(Given request)
Drop the pictures from the entries below, then reproduce the rest exactly.

[Records about charts and figures]

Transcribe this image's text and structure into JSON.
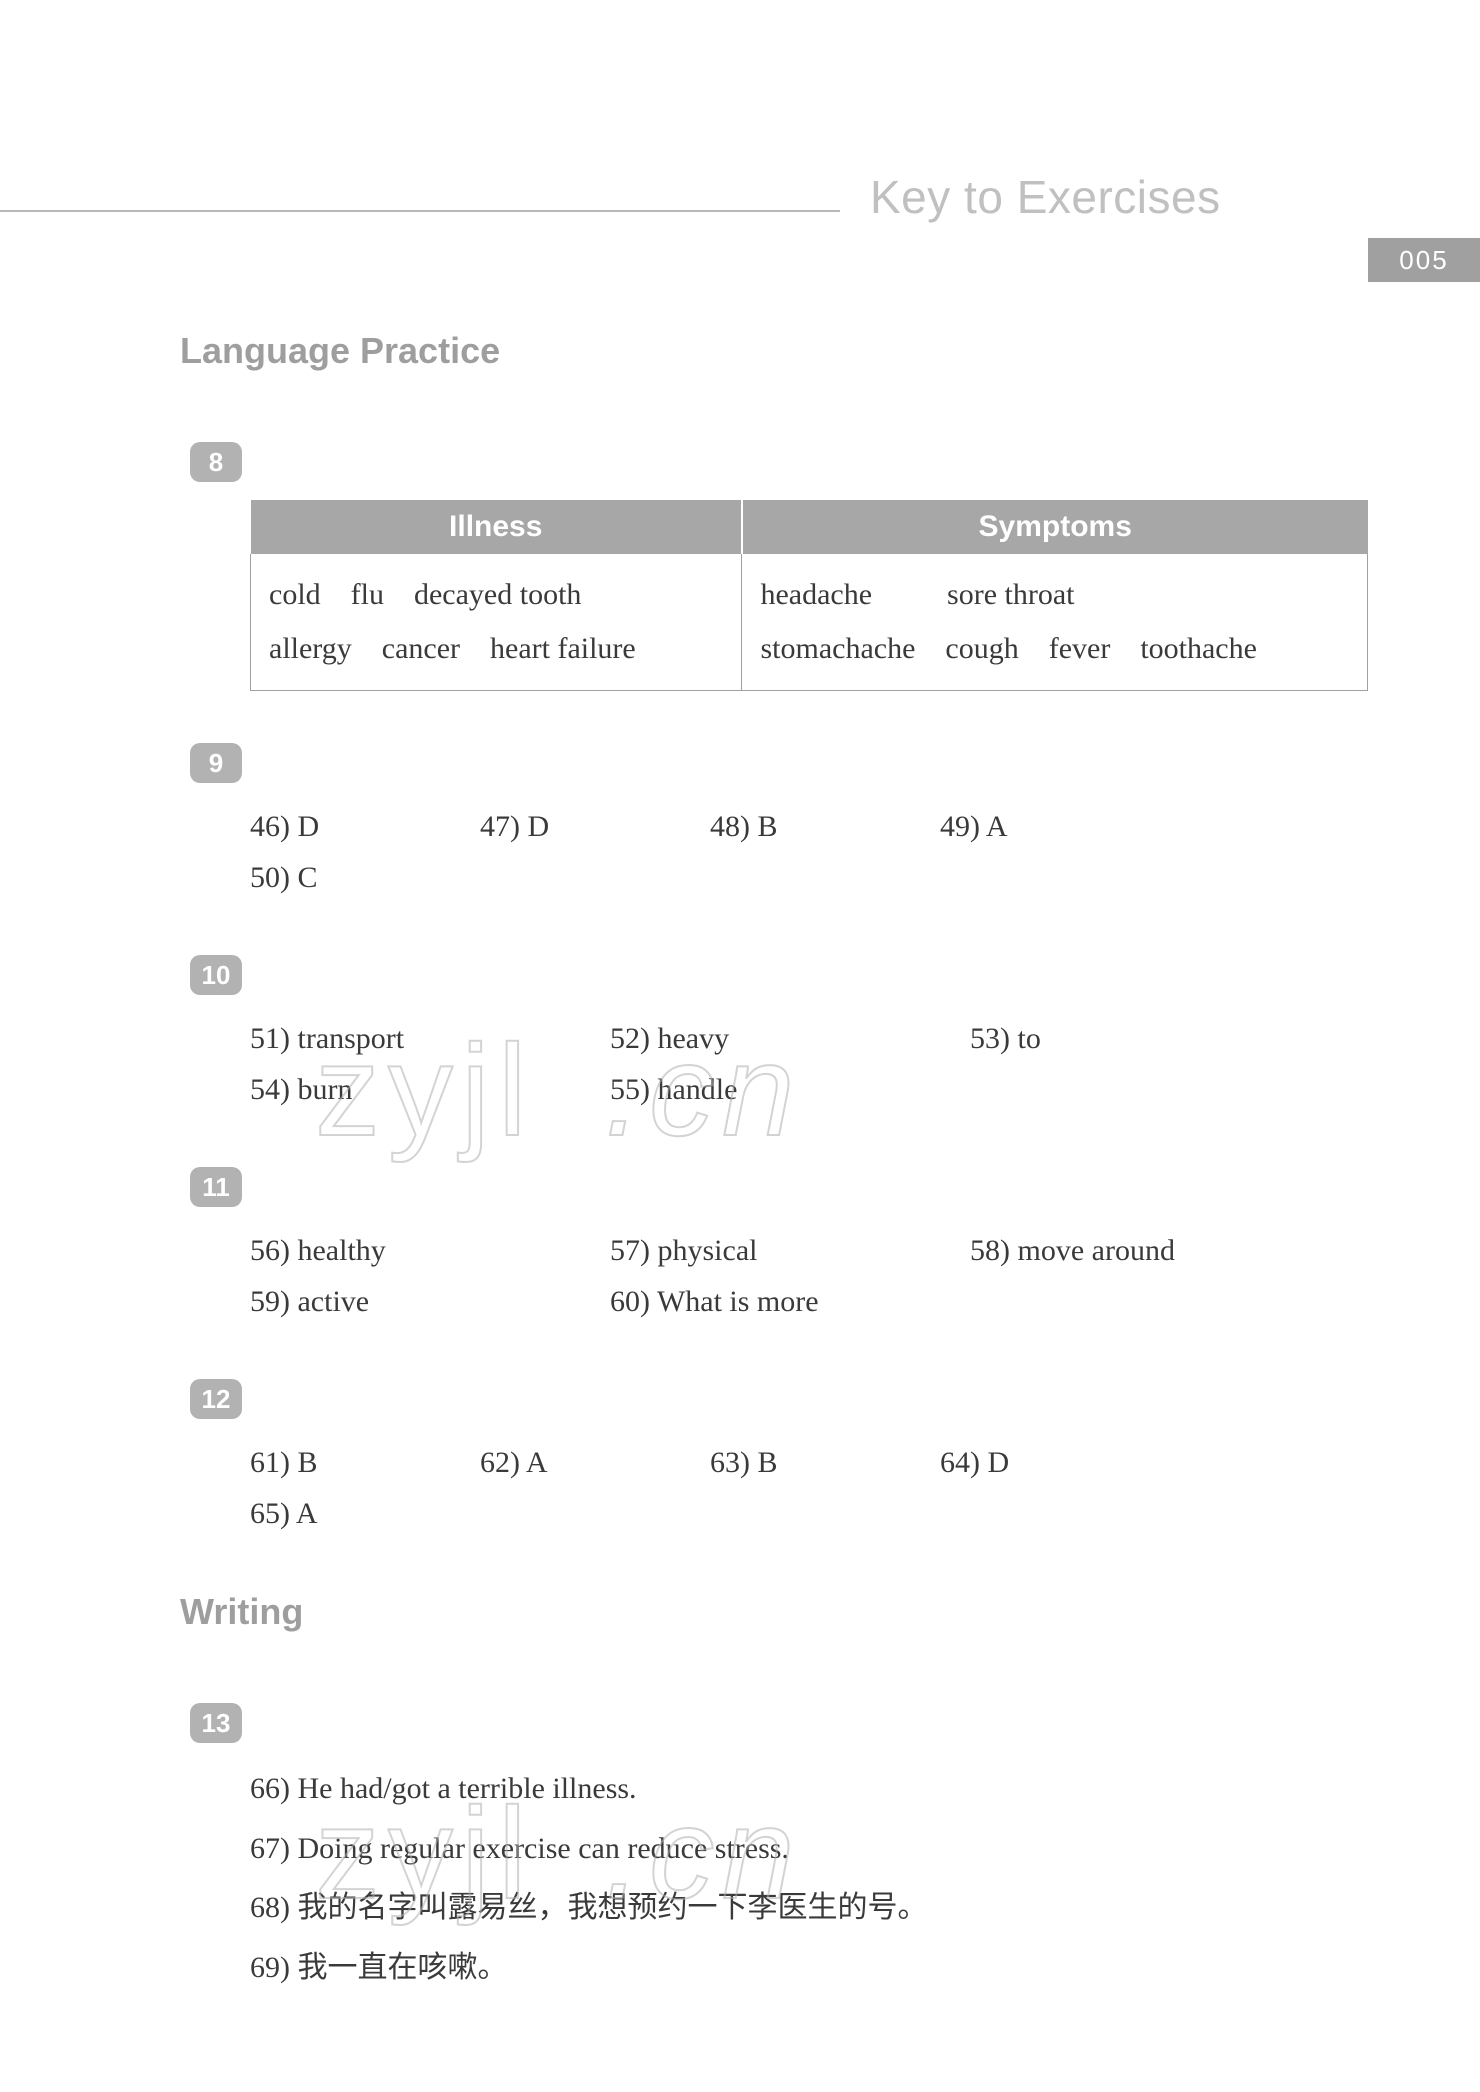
{
  "header": {
    "title": "Key to Exercises",
    "page_num": "005"
  },
  "sections": {
    "lang_practice": "Language Practice",
    "writing": "Writing"
  },
  "q8": {
    "badge": "8",
    "headers": [
      "Illness",
      "Symptoms"
    ],
    "cells": [
      "cold    flu    decayed tooth\nallergy    cancer    heart failure",
      "headache          sore throat\nstomachache    cough    fever    toothache"
    ]
  },
  "q9": {
    "badge": "9",
    "items": [
      {
        "n": "46)",
        "a": "D"
      },
      {
        "n": "47)",
        "a": "D"
      },
      {
        "n": "48)",
        "a": "B"
      },
      {
        "n": "49)",
        "a": "A"
      },
      {
        "n": "50)",
        "a": "C"
      }
    ]
  },
  "q10": {
    "badge": "10",
    "items": [
      {
        "n": "51)",
        "a": "transport"
      },
      {
        "n": "52)",
        "a": "heavy"
      },
      {
        "n": "53)",
        "a": "to"
      },
      {
        "n": "54)",
        "a": "burn"
      },
      {
        "n": "55)",
        "a": "handle"
      }
    ]
  },
  "q11": {
    "badge": "11",
    "items": [
      {
        "n": "56)",
        "a": "healthy"
      },
      {
        "n": "57)",
        "a": "physical"
      },
      {
        "n": "58)",
        "a": "move around"
      },
      {
        "n": "59)",
        "a": "active"
      },
      {
        "n": "60)",
        "a": "What is more"
      }
    ]
  },
  "q12": {
    "badge": "12",
    "items": [
      {
        "n": "61)",
        "a": "B"
      },
      {
        "n": "62)",
        "a": "A"
      },
      {
        "n": "63)",
        "a": "B"
      },
      {
        "n": "64)",
        "a": "D"
      },
      {
        "n": "65)",
        "a": "A"
      }
    ]
  },
  "q13": {
    "badge": "13",
    "lines": [
      "66)  He had/got a terrible illness.",
      "67)  Doing regular exercise can reduce stress.",
      "68)  我的名字叫露易丝，我想预约一下李医生的号。",
      "69)  我一直在咳嗽。"
    ]
  },
  "watermark": "zyjl.cn",
  "style": {
    "body_font_size": 30,
    "heading_color": "#9e9e9e",
    "badge_bg": "#b2b2b2",
    "table_header_bg": "#a7a7a7",
    "page_tab_bg": "#a0a0a0",
    "text_color": "#3a3a3a",
    "rule_color": "#b8b8b8",
    "page_bg": "#ffffff"
  }
}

(Expected answer)
Transcribe this image's text and structure into JSON.
{
  "header": {
    "title": "Key to Exercises",
    "page_num": "005"
  },
  "sections": {
    "lang_practice": "Language Practice",
    "writing": "Writing"
  },
  "q8": {
    "badge": "8",
    "headers": [
      "Illness",
      "Symptoms"
    ],
    "cells": [
      "cold    flu    decayed tooth\nallergy    cancer    heart failure",
      "headache          sore throat\nstomachache    cough    fever    toothache"
    ]
  },
  "q9": {
    "badge": "9",
    "items": [
      {
        "n": "46)",
        "a": "D"
      },
      {
        "n": "47)",
        "a": "D"
      },
      {
        "n": "48)",
        "a": "B"
      },
      {
        "n": "49)",
        "a": "A"
      },
      {
        "n": "50)",
        "a": "C"
      }
    ]
  },
  "q10": {
    "badge": "10",
    "items": [
      {
        "n": "51)",
        "a": "transport"
      },
      {
        "n": "52)",
        "a": "heavy"
      },
      {
        "n": "53)",
        "a": "to"
      },
      {
        "n": "54)",
        "a": "burn"
      },
      {
        "n": "55)",
        "a": "handle"
      }
    ]
  },
  "q11": {
    "badge": "11",
    "items": [
      {
        "n": "56)",
        "a": "healthy"
      },
      {
        "n": "57)",
        "a": "physical"
      },
      {
        "n": "58)",
        "a": "move around"
      },
      {
        "n": "59)",
        "a": "active"
      },
      {
        "n": "60)",
        "a": "What is more"
      }
    ]
  },
  "q12": {
    "badge": "12",
    "items": [
      {
        "n": "61)",
        "a": "B"
      },
      {
        "n": "62)",
        "a": "A"
      },
      {
        "n": "63)",
        "a": "B"
      },
      {
        "n": "64)",
        "a": "D"
      },
      {
        "n": "65)",
        "a": "A"
      }
    ]
  },
  "q13": {
    "badge": "13",
    "lines": [
      "66)  He had/got a terrible illness.",
      "67)  Doing regular exercise can reduce stress.",
      "68)  我的名字叫露易丝，我想预约一下李医生的号。",
      "69)  我一直在咳嗽。"
    ]
  },
  "watermark": "zyjl.cn",
  "style": {
    "body_font_size": 30,
    "heading_color": "#9e9e9e",
    "badge_bg": "#b2b2b2",
    "table_header_bg": "#a7a7a7",
    "page_tab_bg": "#a0a0a0",
    "text_color": "#3a3a3a",
    "rule_color": "#b8b8b8",
    "page_bg": "#ffffff"
  }
}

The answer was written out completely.